-- Exercise --
Gather up all lines that carry the word "Income".

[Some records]
- - - - - - -

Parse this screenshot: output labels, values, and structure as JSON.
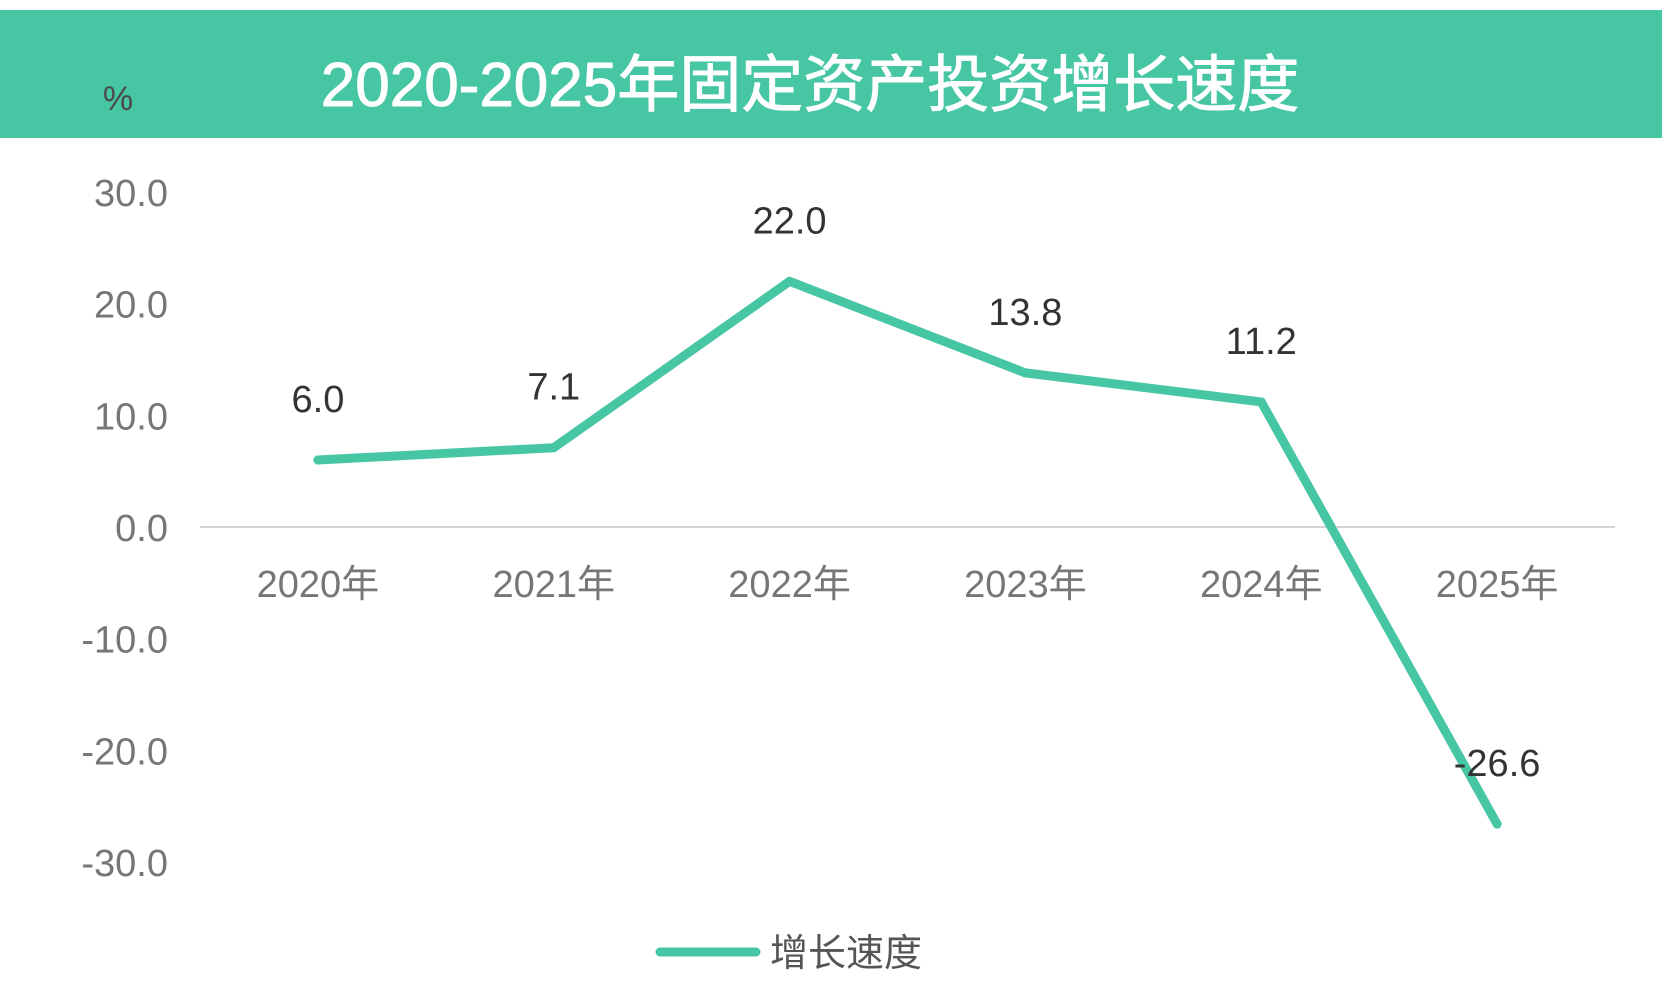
{
  "chart_data": {
    "type": "line",
    "title": "2020-2025年固定资产投资增长速度",
    "unit_label": "%",
    "categories": [
      "2020年",
      "2021年",
      "2022年",
      "2023年",
      "2024年",
      "2025年"
    ],
    "series": [
      {
        "name": "增长速度",
        "values": [
          6.0,
          7.1,
          22.0,
          13.8,
          11.2,
          -26.6
        ],
        "labels": [
          "6.0",
          "7.1",
          "22.0",
          "13.8",
          "11.2",
          "-26.6"
        ],
        "color": "#47c6a4"
      }
    ],
    "ylim": [
      -30,
      30
    ],
    "yticks": [
      30,
      20,
      10,
      0,
      -10,
      -20,
      -30
    ],
    "ytick_labels": [
      "30.0",
      "20.0",
      "10.0",
      "0.0",
      "-10.0",
      "-20.0",
      "-30.0"
    ],
    "grid": false,
    "zero_line": true,
    "legend_position": "bottom",
    "colors": {
      "header_bg": "#47c6a4",
      "title_text": "#ffffff",
      "axis_text": "#767676",
      "label_text": "#333333",
      "zero_line": "#d4d4d4"
    }
  }
}
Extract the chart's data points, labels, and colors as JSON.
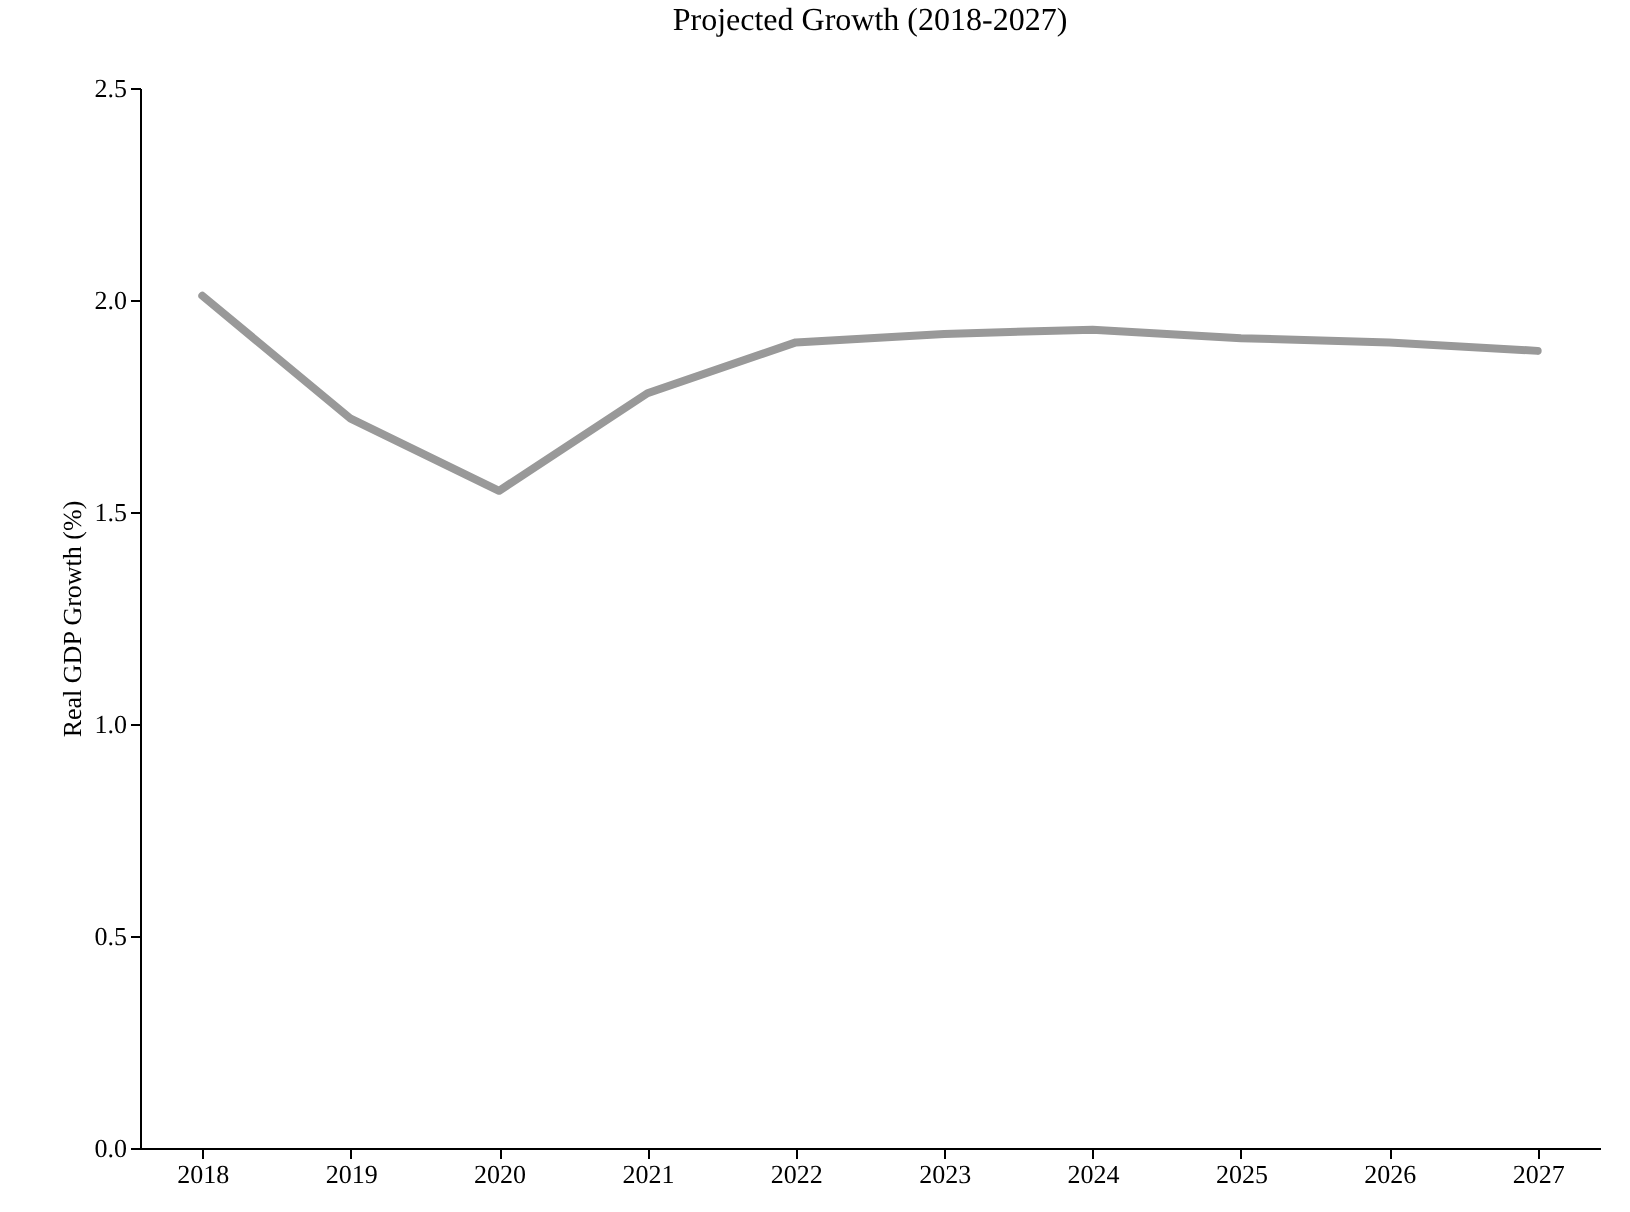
{
  "chart_data": {
    "type": "line",
    "title": "Projected Growth (2018-2027)",
    "ylabel": "Real GDP Growth (%)",
    "categories": [
      "2018",
      "2019",
      "2020",
      "2021",
      "2022",
      "2023",
      "2024",
      "2025",
      "2026",
      "2027"
    ],
    "series": [
      {
        "color": "#999999",
        "values": [
          2.01,
          1.72,
          1.55,
          1.78,
          1.9,
          1.92,
          1.93,
          1.91,
          1.9,
          1.88
        ]
      }
    ],
    "ylim": [
      0,
      2.5
    ],
    "yticks": [
      {
        "value": 0,
        "label": "0.0"
      },
      {
        "value": 0.5,
        "label": "0.5"
      },
      {
        "value": 1,
        "label": "1.0"
      },
      {
        "value": 1.5,
        "label": "1.5"
      },
      {
        "value": 2,
        "label": "2.0"
      },
      {
        "value": 2.5,
        "label": "2.5"
      }
    ],
    "grid": false,
    "marker": "none",
    "line_style": "solid"
  }
}
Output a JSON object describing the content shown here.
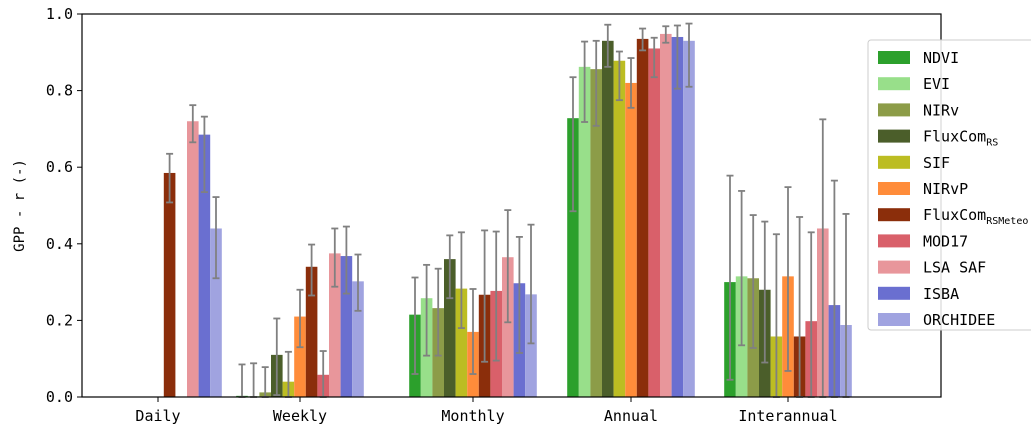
{
  "chart_data": {
    "type": "bar",
    "title": "",
    "xlabel": "",
    "ylabel": "GPP - r (-)",
    "ylim": [
      0.0,
      1.0
    ],
    "yticks": [
      "0.0",
      "0.2",
      "0.4",
      "0.6",
      "0.8",
      "1.0"
    ],
    "categories": [
      "Daily",
      "Weekly",
      "Monthly",
      "Annual",
      "Interannual"
    ],
    "legend_position": "right",
    "series": [
      {
        "name": "NDVI",
        "legend_label": "NDVI",
        "color": "#2ca02c",
        "values": [
          null,
          0.003,
          0.215,
          0.728,
          0.3
        ],
        "err_low": [
          null,
          0.0,
          0.06,
          0.485,
          0.045
        ],
        "err_high": [
          null,
          0.085,
          0.312,
          0.835,
          0.578
        ]
      },
      {
        "name": "EVI",
        "legend_label": "EVI",
        "color": "#98df8a",
        "values": [
          null,
          0.002,
          0.258,
          0.862,
          0.315
        ],
        "err_low": [
          null,
          0.0,
          0.108,
          0.718,
          0.135
        ],
        "err_high": [
          null,
          0.088,
          0.345,
          0.928,
          0.538
        ]
      },
      {
        "name": "NIRv",
        "legend_label": "NIRv",
        "color": "#8c9c48",
        "values": [
          null,
          0.012,
          0.232,
          0.856,
          0.31
        ],
        "err_low": [
          null,
          0.0,
          0.108,
          0.708,
          0.128
        ],
        "err_high": [
          null,
          0.078,
          0.335,
          0.93,
          0.475
        ]
      },
      {
        "name": "FluxComRS",
        "legend_label": "FluxCom",
        "legend_sub": "RS",
        "color": "#4b5e2a",
        "values": [
          null,
          0.11,
          0.36,
          0.93,
          0.28
        ],
        "err_low": [
          null,
          0.005,
          0.258,
          0.862,
          0.09
        ],
        "err_high": [
          null,
          0.205,
          0.422,
          0.972,
          0.458
        ]
      },
      {
        "name": "SIF",
        "legend_label": "SIF",
        "color": "#bcbd22",
        "values": [
          null,
          0.04,
          0.283,
          0.878,
          0.158
        ],
        "err_low": [
          null,
          0.0,
          0.18,
          0.775,
          0.0
        ],
        "err_high": [
          null,
          0.118,
          0.43,
          0.902,
          0.425
        ]
      },
      {
        "name": "NIRvP",
        "legend_label": "NIRvP",
        "color": "#ff8c3a",
        "values": [
          null,
          0.21,
          0.17,
          0.82,
          0.315
        ],
        "err_low": [
          null,
          0.13,
          0.06,
          0.755,
          0.068
        ],
        "err_high": [
          null,
          0.28,
          0.282,
          0.885,
          0.548
        ]
      },
      {
        "name": "FluxComRSMeteo",
        "legend_label": "FluxCom",
        "legend_sub": "RSMeteo",
        "color": "#8b2e0b",
        "values": [
          0.585,
          0.34,
          0.267,
          0.935,
          0.158
        ],
        "err_low": [
          0.508,
          0.265,
          0.092,
          0.905,
          0.0
        ],
        "err_high": [
          0.635,
          0.398,
          0.435,
          0.962,
          0.47
        ]
      },
      {
        "name": "MOD17",
        "legend_label": "MOD17",
        "color": "#d9606a",
        "values": [
          null,
          0.058,
          0.277,
          0.91,
          0.198
        ],
        "err_low": [
          null,
          0.0,
          0.095,
          0.835,
          0.0
        ],
        "err_high": [
          null,
          0.12,
          0.432,
          0.938,
          0.43
        ]
      },
      {
        "name": "LSA SAF",
        "legend_label": "LSA SAF",
        "color": "#e8969b",
        "values": [
          0.72,
          0.375,
          0.365,
          0.948,
          0.44
        ],
        "err_low": [
          0.665,
          0.288,
          0.195,
          0.925,
          0.0
        ],
        "err_high": [
          0.762,
          0.44,
          0.488,
          0.968,
          0.725
        ]
      },
      {
        "name": "ISBA",
        "legend_label": "ISBA",
        "color": "#6a6fd0",
        "values": [
          0.685,
          0.368,
          0.297,
          0.94,
          0.24
        ],
        "err_low": [
          0.535,
          0.27,
          0.115,
          0.805,
          0.0
        ],
        "err_high": [
          0.732,
          0.445,
          0.418,
          0.97,
          0.565
        ]
      },
      {
        "name": "ORCHIDEE",
        "legend_label": "ORCHIDEE",
        "color": "#a0a3e0",
        "values": [
          0.44,
          0.302,
          0.268,
          0.93,
          0.188
        ],
        "err_low": [
          0.31,
          0.225,
          0.14,
          0.81,
          0.0
        ],
        "err_high": [
          0.522,
          0.372,
          0.45,
          0.975,
          0.478
        ]
      }
    ]
  }
}
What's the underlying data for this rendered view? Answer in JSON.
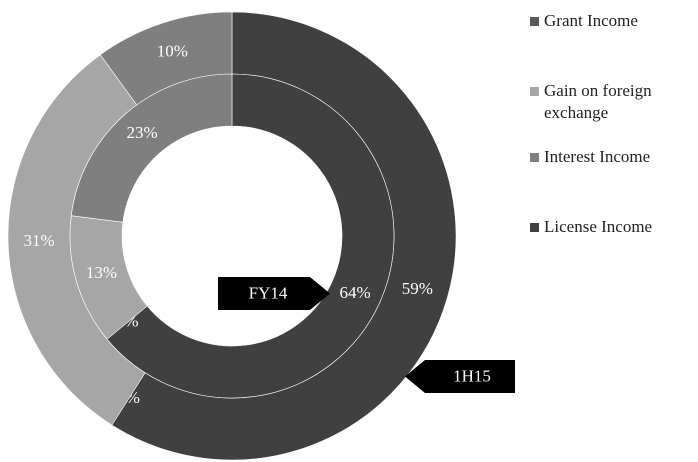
{
  "chart_data": {
    "type": "donut",
    "categories": [
      "Grant Income",
      "Gain on foreign exchange",
      "Interest Income",
      "License Income"
    ],
    "colors": [
      "#595959",
      "#a6a6a6",
      "#7f7f7f",
      "#404040"
    ],
    "series": [
      {
        "name": "1H15",
        "values": [
          0,
          31,
          10,
          59
        ],
        "value_labels": [
          "0%",
          "31%",
          "10%",
          "59%"
        ]
      },
      {
        "name": "FY14",
        "values": [
          0,
          13,
          23,
          64
        ],
        "value_labels": [
          "0%",
          "13%",
          "23%",
          "64%"
        ]
      }
    ],
    "legend": "right"
  }
}
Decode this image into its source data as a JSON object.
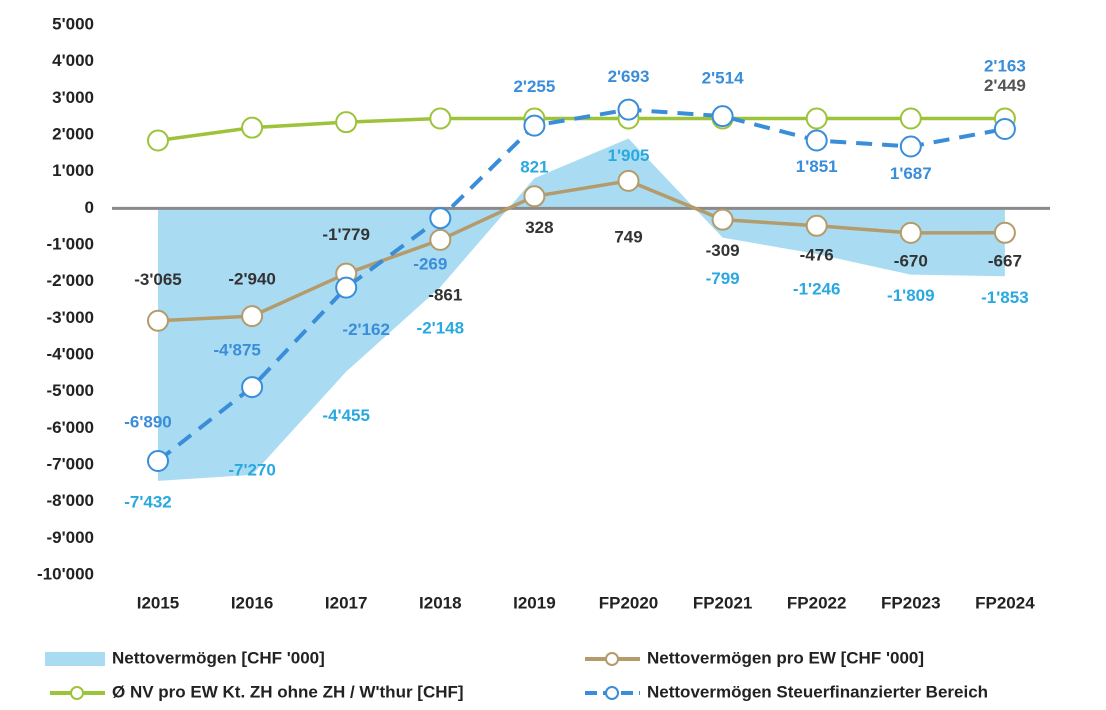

- - - - - - -

-- Solved problem --
      "Grant Income",
      "Interest Income",
      "License Income"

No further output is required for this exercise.